Select each line where the word "visible" appears.

* Start *

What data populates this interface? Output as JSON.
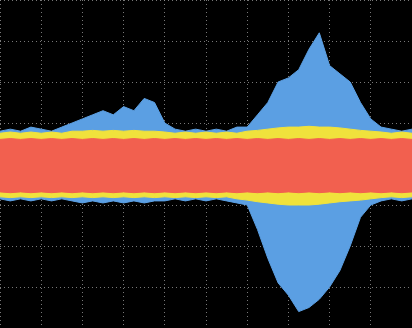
{
  "chart_data": {
    "type": "line",
    "x": [
      -5,
      -4.75,
      -4.5,
      -4.25,
      -4,
      -3.75,
      -3.5,
      -3.25,
      -3,
      -2.75,
      -2.5,
      -2.25,
      -2,
      -1.75,
      -1.5,
      -1.25,
      -1,
      -0.75,
      -0.5,
      -0.25,
      0,
      0.25,
      0.5,
      0.75,
      1,
      1.25,
      1.5,
      1.75,
      2,
      2.25,
      2.5,
      2.75,
      3,
      3.25,
      3.5,
      3.75,
      4,
      4.25,
      4.5,
      4.75,
      5
    ],
    "series": [
      {
        "color": "#f2604f",
        "values": [
          0.6,
          0.62,
          0.6,
          0.62,
          0.6,
          0.62,
          0.6,
          0.62,
          0.6,
          0.62,
          0.6,
          0.62,
          0.6,
          0.62,
          0.6,
          0.62,
          0.6,
          0.62,
          0.6,
          0.62,
          0.6,
          0.62,
          0.6,
          0.62,
          0.6,
          0.62,
          0.6,
          0.62,
          0.6,
          0.62,
          0.6,
          0.62,
          0.6,
          0.62,
          0.6,
          0.62,
          0.6,
          0.62,
          0.6,
          0.62,
          0.6
        ]
      },
      {
        "color": "#f2604f",
        "values": [
          -0.68,
          -0.7,
          -0.68,
          -0.7,
          -0.68,
          -0.7,
          -0.68,
          -0.7,
          -0.68,
          -0.7,
          -0.68,
          -0.7,
          -0.68,
          -0.7,
          -0.68,
          -0.7,
          -0.68,
          -0.7,
          -0.68,
          -0.7,
          -0.68,
          -0.7,
          -0.68,
          -0.7,
          -0.68,
          -0.7,
          -0.68,
          -0.7,
          -0.68,
          -0.7,
          -0.68,
          -0.7,
          -0.68,
          -0.7,
          -0.68,
          -0.7,
          -0.68,
          -0.7,
          -0.68,
          -0.7,
          -0.68
        ]
      },
      {
        "color": "#f0e23c",
        "values": [
          0.75,
          0.78,
          0.75,
          0.78,
          0.75,
          0.78,
          0.75,
          0.8,
          0.8,
          0.82,
          0.8,
          0.82,
          0.8,
          0.82,
          0.8,
          0.8,
          0.78,
          0.75,
          0.78,
          0.75,
          0.78,
          0.75,
          0.78,
          0.75,
          0.8,
          0.82,
          0.85,
          0.88,
          0.9,
          0.9,
          0.92,
          0.9,
          0.9,
          0.88,
          0.85,
          0.82,
          0.8,
          0.78,
          0.75,
          0.78,
          0.75
        ]
      },
      {
        "color": "#f0e23c",
        "values": [
          -0.8,
          -0.82,
          -0.8,
          -0.82,
          -0.8,
          -0.82,
          -0.8,
          -0.82,
          -0.8,
          -0.82,
          -0.8,
          -0.82,
          -0.8,
          -0.82,
          -0.8,
          -0.82,
          -0.8,
          -0.82,
          -0.8,
          -0.82,
          -0.8,
          -0.82,
          -0.8,
          -0.85,
          -0.88,
          -0.92,
          -0.95,
          -0.98,
          -1.0,
          -1.0,
          -1.0,
          -0.98,
          -0.95,
          -0.92,
          -0.9,
          -0.88,
          -0.85,
          -0.82,
          -0.8,
          -0.82,
          -0.8
        ]
      },
      {
        "color": "#5b9fe3",
        "values": [
          0.8,
          0.85,
          0.8,
          0.9,
          0.85,
          0.8,
          0.9,
          1.0,
          1.1,
          1.2,
          1.3,
          1.2,
          1.4,
          1.3,
          1.6,
          1.5,
          1.0,
          0.85,
          0.8,
          0.85,
          0.8,
          0.85,
          0.8,
          0.9,
          0.9,
          1.2,
          1.5,
          2.0,
          2.1,
          2.3,
          2.8,
          3.2,
          2.4,
          2.2,
          2.0,
          1.5,
          1.1,
          0.9,
          0.85,
          0.8,
          0.85
        ]
      },
      {
        "color": "#5b9fe3",
        "values": [
          -0.85,
          -0.9,
          -0.85,
          -0.9,
          -0.85,
          -0.9,
          -0.85,
          -0.9,
          -0.95,
          -0.9,
          -0.95,
          -0.9,
          -0.95,
          -0.9,
          -0.95,
          -0.9,
          -0.9,
          -0.85,
          -0.9,
          -0.85,
          -0.9,
          -0.85,
          -0.9,
          -0.95,
          -1.0,
          -1.6,
          -2.3,
          -2.9,
          -3.2,
          -3.6,
          -3.5,
          -3.3,
          -3.0,
          -2.6,
          -2.0,
          -1.3,
          -1.0,
          -0.9,
          -0.85,
          -0.9,
          -0.85
        ]
      }
    ],
    "xlim": [
      -5,
      5
    ],
    "xticks": [
      -5,
      -4,
      -3,
      -2,
      -1,
      0,
      1,
      2,
      3,
      4,
      5
    ],
    "ylim": [
      -4,
      4
    ],
    "yticks": [
      -4,
      -3,
      -2,
      -1,
      0,
      1,
      2,
      3,
      4
    ],
    "grid": true,
    "tick_labels": false
  }
}
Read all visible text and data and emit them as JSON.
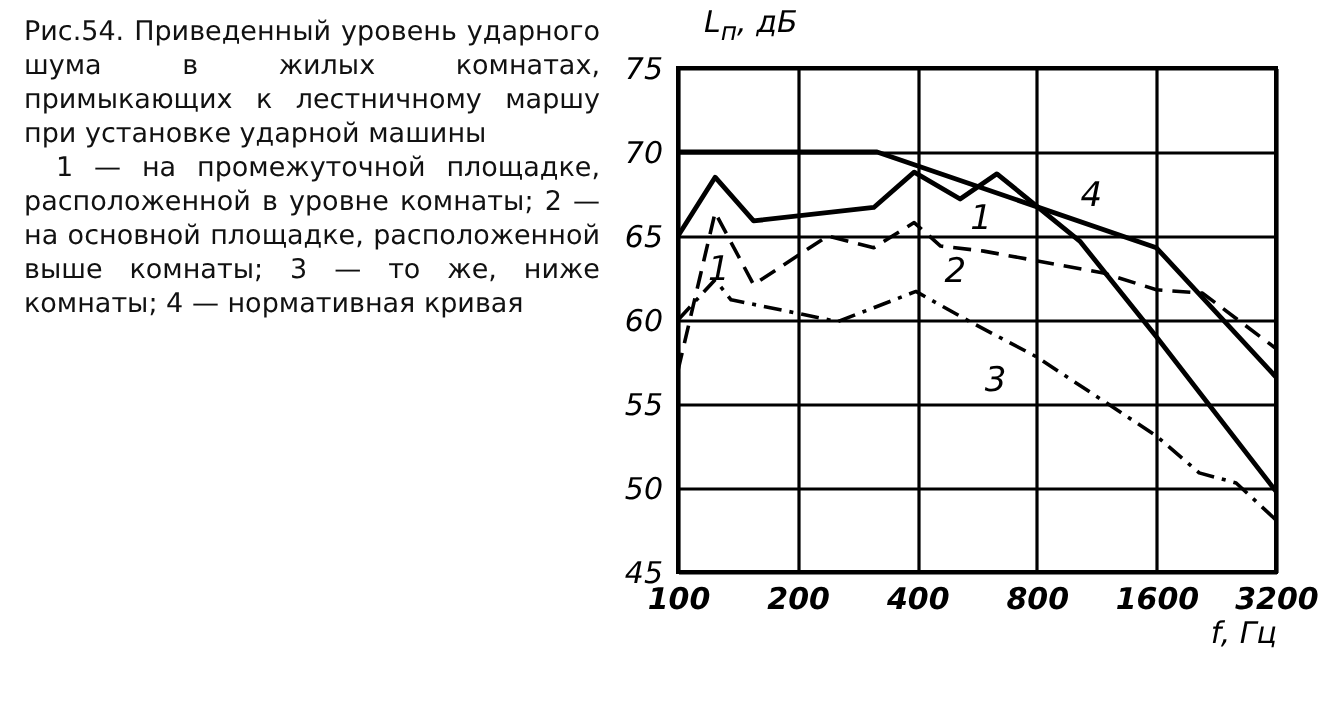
{
  "chart_data": {
    "type": "line",
    "title": "Рис.54. Приведенный уровень ударного шума в жилых комнатах, примыкающих к лестничному маршу при установке ударной машины",
    "xlabel": "f, Гц",
    "ylabel": "L$_{п}$, дБ",
    "annotations": [
      "1 — на промежуточной площадке, расположенной в уровне комнаты; 2 — на основной площадке, расположенной выше комнаты; 3 — то же, ниже комнаты; 4 — нормативная кривая",
      "1"
    ],
    "log": "x",
    "grid": true,
    "xlim": [
      100,
      3200
    ],
    "xticks": [
      100,
      200,
      400,
      800,
      1600,
      3200
    ],
    "ylim": [
      45,
      75
    ],
    "yticks": [
      45,
      50,
      55,
      60,
      65,
      70,
      75
    ],
    "series": [
      {
        "name": "1",
        "color": "#000000",
        "line_style": "solid",
        "x": [
          100,
          124,
          155,
          311,
          393,
          513,
          635,
          1026,
          1600,
          3200
        ],
        "values": [
          65,
          68.5,
          65.9,
          66.7,
          68.8,
          67.2,
          68.7,
          64.7,
          59,
          49.8
        ]
      },
      {
        "name": "2",
        "color": "#000000",
        "line_style": "dashed",
        "x": [
          100,
          124,
          155,
          238,
          311,
          393,
          458,
          588,
          1177,
          1600,
          2090,
          3200
        ],
        "values": [
          57,
          66.4,
          62.1,
          65,
          64.3,
          65.8,
          64.4,
          64.1,
          62.8,
          61.8,
          61.6,
          58.3
        ]
      },
      {
        "name": "3",
        "color": "#000000",
        "line_style": "dashdot",
        "x": [
          100,
          124,
          136,
          200,
          252,
          397,
          543,
          800,
          1600,
          2050,
          2540,
          3200
        ],
        "values": [
          60,
          62.4,
          61.2,
          60.4,
          59.9,
          61.7,
          59.9,
          57.8,
          53.1,
          50.9,
          50.3,
          48.1
        ]
      },
      {
        "name": "4",
        "color": "#000000",
        "line_style": "solid",
        "x": [
          100,
          317,
          1600,
          3200
        ],
        "values": [
          70,
          70,
          64.3,
          56.6
        ]
      }
    ]
  }
}
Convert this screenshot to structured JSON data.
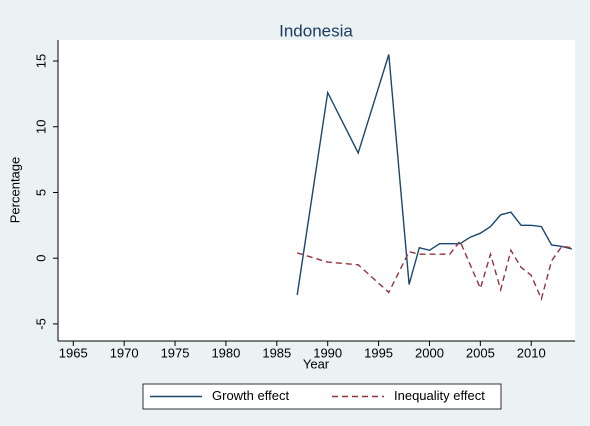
{
  "chart_data": {
    "type": "line",
    "title": "Indonesia",
    "x_label": "Year",
    "y_label": "Percentage",
    "x": [
      1987,
      1990,
      1993,
      1996,
      1998,
      1999,
      2000,
      2001,
      2002,
      2003,
      2004,
      2005,
      2006,
      2007,
      2008,
      2009,
      2010,
      2011,
      2012,
      2013,
      2014
    ],
    "series": [
      {
        "name": "Growth effect",
        "color": "#1a476f",
        "dash": "solid",
        "values": [
          -2.8,
          12.6,
          8.0,
          15.5,
          -2.0,
          0.8,
          0.6,
          1.1,
          1.1,
          1.1,
          1.6,
          1.9,
          2.4,
          3.3,
          3.5,
          2.5,
          2.5,
          2.4,
          1.0,
          0.9,
          0.7
        ]
      },
      {
        "name": "Inequality effect",
        "color": "#90353b",
        "dash": "dashed",
        "values": [
          0.4,
          -0.3,
          -0.5,
          -2.6,
          0.5,
          0.3,
          0.3,
          0.3,
          0.3,
          1.3,
          -0.5,
          -2.3,
          0.3,
          -2.4,
          0.6,
          -0.7,
          -1.3,
          -3.1,
          -0.2,
          0.9,
          0.8
        ]
      }
    ],
    "xlim": [
      1963.5,
      2014.3
    ],
    "xticks": [
      1965,
      1970,
      1975,
      1980,
      1985,
      1990,
      1995,
      2000,
      2005,
      2010
    ],
    "ylim": [
      -6.3,
      16.6
    ],
    "yticks": [
      -5,
      0,
      5,
      10,
      15
    ],
    "grid": false,
    "legend": "bottom"
  }
}
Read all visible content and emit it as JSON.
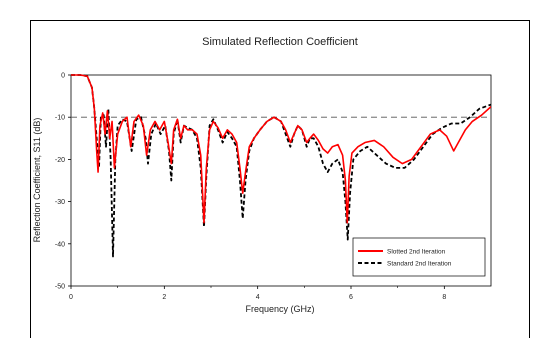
{
  "chart_data": {
    "type": "line",
    "title": "Simulated Reflection Coefficient",
    "xlabel": "Frequency (GHz)",
    "ylabel": "Reflection Coefficient, S11 (dB)",
    "xlim": [
      0,
      9
    ],
    "ylim": [
      -50,
      0
    ],
    "xticks": [
      "0",
      "2",
      "4",
      "6",
      "8"
    ],
    "xtick_values": [
      0,
      2,
      4,
      6,
      8
    ],
    "yticks": [
      "0",
      "-10",
      "-20",
      "-30",
      "-40",
      "-50"
    ],
    "ytick_values": [
      0,
      -10,
      -20,
      -30,
      -40,
      -50
    ],
    "reference_line_y": -10,
    "grid": false,
    "legend_position": "bottom-right",
    "series": [
      {
        "name": "Slotted 2nd Iteration",
        "color": "#ff0000",
        "dash": "solid",
        "points": [
          [
            0.0,
            0.0
          ],
          [
            0.2,
            0.0
          ],
          [
            0.35,
            -0.3
          ],
          [
            0.45,
            -3
          ],
          [
            0.5,
            -8
          ],
          [
            0.55,
            -18
          ],
          [
            0.58,
            -23
          ],
          [
            0.62,
            -12
          ],
          [
            0.68,
            -9
          ],
          [
            0.73,
            -14
          ],
          [
            0.78,
            -8.5
          ],
          [
            0.83,
            -15
          ],
          [
            0.88,
            -11
          ],
          [
            0.93,
            -22
          ],
          [
            1.0,
            -14
          ],
          [
            1.1,
            -11
          ],
          [
            1.2,
            -10
          ],
          [
            1.28,
            -17
          ],
          [
            1.35,
            -11
          ],
          [
            1.45,
            -9.5
          ],
          [
            1.55,
            -12
          ],
          [
            1.62,
            -19
          ],
          [
            1.7,
            -13
          ],
          [
            1.8,
            -11
          ],
          [
            1.9,
            -13
          ],
          [
            2.0,
            -11
          ],
          [
            2.08,
            -16
          ],
          [
            2.15,
            -21
          ],
          [
            2.2,
            -13
          ],
          [
            2.28,
            -10.5
          ],
          [
            2.35,
            -15
          ],
          [
            2.42,
            -12
          ],
          [
            2.5,
            -13
          ],
          [
            2.6,
            -13
          ],
          [
            2.7,
            -14
          ],
          [
            2.78,
            -19
          ],
          [
            2.85,
            -35
          ],
          [
            2.9,
            -22
          ],
          [
            2.97,
            -13
          ],
          [
            3.05,
            -11
          ],
          [
            3.15,
            -12.5
          ],
          [
            3.25,
            -15
          ],
          [
            3.35,
            -13
          ],
          [
            3.45,
            -14
          ],
          [
            3.55,
            -16
          ],
          [
            3.62,
            -22
          ],
          [
            3.68,
            -28
          ],
          [
            3.74,
            -23
          ],
          [
            3.82,
            -17
          ],
          [
            3.92,
            -15
          ],
          [
            4.05,
            -13
          ],
          [
            4.2,
            -11
          ],
          [
            4.35,
            -10
          ],
          [
            4.5,
            -11
          ],
          [
            4.6,
            -13
          ],
          [
            4.7,
            -16
          ],
          [
            4.78,
            -14
          ],
          [
            4.86,
            -12
          ],
          [
            4.95,
            -13
          ],
          [
            5.05,
            -16
          ],
          [
            5.12,
            -15
          ],
          [
            5.2,
            -14
          ],
          [
            5.3,
            -15.5
          ],
          [
            5.4,
            -17.5
          ],
          [
            5.5,
            -18.5
          ],
          [
            5.6,
            -17
          ],
          [
            5.72,
            -16.5
          ],
          [
            5.82,
            -19
          ],
          [
            5.88,
            -25
          ],
          [
            5.92,
            -35
          ],
          [
            5.96,
            -24
          ],
          [
            6.02,
            -18.5
          ],
          [
            6.15,
            -17
          ],
          [
            6.3,
            -16
          ],
          [
            6.5,
            -15.5
          ],
          [
            6.7,
            -17
          ],
          [
            6.9,
            -19.5
          ],
          [
            7.1,
            -21
          ],
          [
            7.3,
            -20
          ],
          [
            7.5,
            -17
          ],
          [
            7.7,
            -14
          ],
          [
            7.9,
            -13
          ],
          [
            8.05,
            -14.5
          ],
          [
            8.2,
            -18
          ],
          [
            8.3,
            -16
          ],
          [
            8.45,
            -13
          ],
          [
            8.6,
            -11
          ],
          [
            8.8,
            -9.5
          ],
          [
            9.0,
            -7.5
          ]
        ]
      },
      {
        "name": "Standard 2nd Iteration",
        "color": "#000000",
        "dash": "dashed",
        "points": [
          [
            0.0,
            0.0
          ],
          [
            0.2,
            0.0
          ],
          [
            0.35,
            -0.3
          ],
          [
            0.45,
            -3
          ],
          [
            0.5,
            -8
          ],
          [
            0.55,
            -15
          ],
          [
            0.6,
            -22
          ],
          [
            0.64,
            -10
          ],
          [
            0.7,
            -9.5
          ],
          [
            0.75,
            -17
          ],
          [
            0.8,
            -8
          ],
          [
            0.85,
            -20
          ],
          [
            0.9,
            -43
          ],
          [
            0.95,
            -20
          ],
          [
            1.0,
            -12
          ],
          [
            1.1,
            -10.5
          ],
          [
            1.2,
            -11
          ],
          [
            1.3,
            -18
          ],
          [
            1.4,
            -10.5
          ],
          [
            1.5,
            -10
          ],
          [
            1.6,
            -15
          ],
          [
            1.65,
            -21
          ],
          [
            1.72,
            -14
          ],
          [
            1.82,
            -11.5
          ],
          [
            1.92,
            -14
          ],
          [
            2.02,
            -12
          ],
          [
            2.1,
            -18
          ],
          [
            2.15,
            -25
          ],
          [
            2.2,
            -14
          ],
          [
            2.28,
            -10.5
          ],
          [
            2.35,
            -16
          ],
          [
            2.42,
            -12
          ],
          [
            2.5,
            -12.5
          ],
          [
            2.6,
            -13
          ],
          [
            2.7,
            -15
          ],
          [
            2.78,
            -22
          ],
          [
            2.85,
            -36
          ],
          [
            2.9,
            -24
          ],
          [
            2.97,
            -12
          ],
          [
            3.05,
            -10.5
          ],
          [
            3.15,
            -13
          ],
          [
            3.25,
            -16
          ],
          [
            3.35,
            -13.5
          ],
          [
            3.45,
            -15
          ],
          [
            3.55,
            -17
          ],
          [
            3.62,
            -25
          ],
          [
            3.68,
            -34
          ],
          [
            3.74,
            -25
          ],
          [
            3.82,
            -18
          ],
          [
            3.92,
            -15
          ],
          [
            4.05,
            -13
          ],
          [
            4.2,
            -11
          ],
          [
            4.35,
            -10
          ],
          [
            4.5,
            -11
          ],
          [
            4.6,
            -14
          ],
          [
            4.7,
            -17
          ],
          [
            4.78,
            -14
          ],
          [
            4.86,
            -12
          ],
          [
            4.95,
            -13
          ],
          [
            5.05,
            -17
          ],
          [
            5.12,
            -15
          ],
          [
            5.2,
            -15
          ],
          [
            5.3,
            -17
          ],
          [
            5.4,
            -21
          ],
          [
            5.5,
            -23
          ],
          [
            5.6,
            -21
          ],
          [
            5.72,
            -20
          ],
          [
            5.82,
            -23
          ],
          [
            5.88,
            -30
          ],
          [
            5.93,
            -39
          ],
          [
            5.98,
            -28
          ],
          [
            6.05,
            -20
          ],
          [
            6.2,
            -18
          ],
          [
            6.35,
            -17
          ],
          [
            6.55,
            -19
          ],
          [
            6.75,
            -21
          ],
          [
            6.95,
            -22
          ],
          [
            7.15,
            -22
          ],
          [
            7.35,
            -20
          ],
          [
            7.55,
            -17
          ],
          [
            7.75,
            -14
          ],
          [
            7.95,
            -12.5
          ],
          [
            8.15,
            -11.5
          ],
          [
            8.35,
            -11.5
          ],
          [
            8.55,
            -10
          ],
          [
            8.75,
            -8
          ],
          [
            9.0,
            -7
          ]
        ]
      }
    ]
  }
}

* End *

COMPLETE OUTPUT –
Read all visible text and data and emit them as JSON.
Read all visible content and emit it as JSON.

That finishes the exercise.